* [TASK TO CARRY OUT]
Every line that includes the word "equation" is to be listed.

╭─ DATA EXCERPTS

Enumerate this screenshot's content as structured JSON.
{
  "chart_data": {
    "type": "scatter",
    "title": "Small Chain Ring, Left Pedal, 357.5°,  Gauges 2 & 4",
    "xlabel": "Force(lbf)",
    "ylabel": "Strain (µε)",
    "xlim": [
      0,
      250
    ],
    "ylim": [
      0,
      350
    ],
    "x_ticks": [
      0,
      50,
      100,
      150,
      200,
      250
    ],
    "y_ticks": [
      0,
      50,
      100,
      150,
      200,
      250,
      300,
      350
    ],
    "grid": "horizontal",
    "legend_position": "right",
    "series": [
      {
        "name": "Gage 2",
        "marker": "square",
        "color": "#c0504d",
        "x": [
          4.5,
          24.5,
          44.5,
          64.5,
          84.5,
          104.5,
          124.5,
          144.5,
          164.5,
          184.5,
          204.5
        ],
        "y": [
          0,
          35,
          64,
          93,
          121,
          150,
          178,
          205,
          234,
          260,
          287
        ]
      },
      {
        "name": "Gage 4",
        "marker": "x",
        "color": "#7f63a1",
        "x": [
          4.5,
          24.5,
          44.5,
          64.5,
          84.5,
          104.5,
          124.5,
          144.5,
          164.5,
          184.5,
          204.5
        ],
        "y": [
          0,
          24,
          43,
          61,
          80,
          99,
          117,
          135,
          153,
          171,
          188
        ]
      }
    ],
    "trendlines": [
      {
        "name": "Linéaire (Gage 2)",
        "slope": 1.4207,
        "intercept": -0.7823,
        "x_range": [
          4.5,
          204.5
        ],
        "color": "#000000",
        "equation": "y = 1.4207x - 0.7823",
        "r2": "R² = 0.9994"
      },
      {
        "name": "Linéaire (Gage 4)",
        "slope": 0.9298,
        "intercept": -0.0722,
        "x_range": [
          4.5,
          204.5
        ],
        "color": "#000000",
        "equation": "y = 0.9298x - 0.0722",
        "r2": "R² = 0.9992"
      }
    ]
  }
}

╰─

* [OUTPUT OF THE TASK]
        "equation": "y = 1.4207x - 0.7823",
        "equation": "y = 0.9298x - 0.0722",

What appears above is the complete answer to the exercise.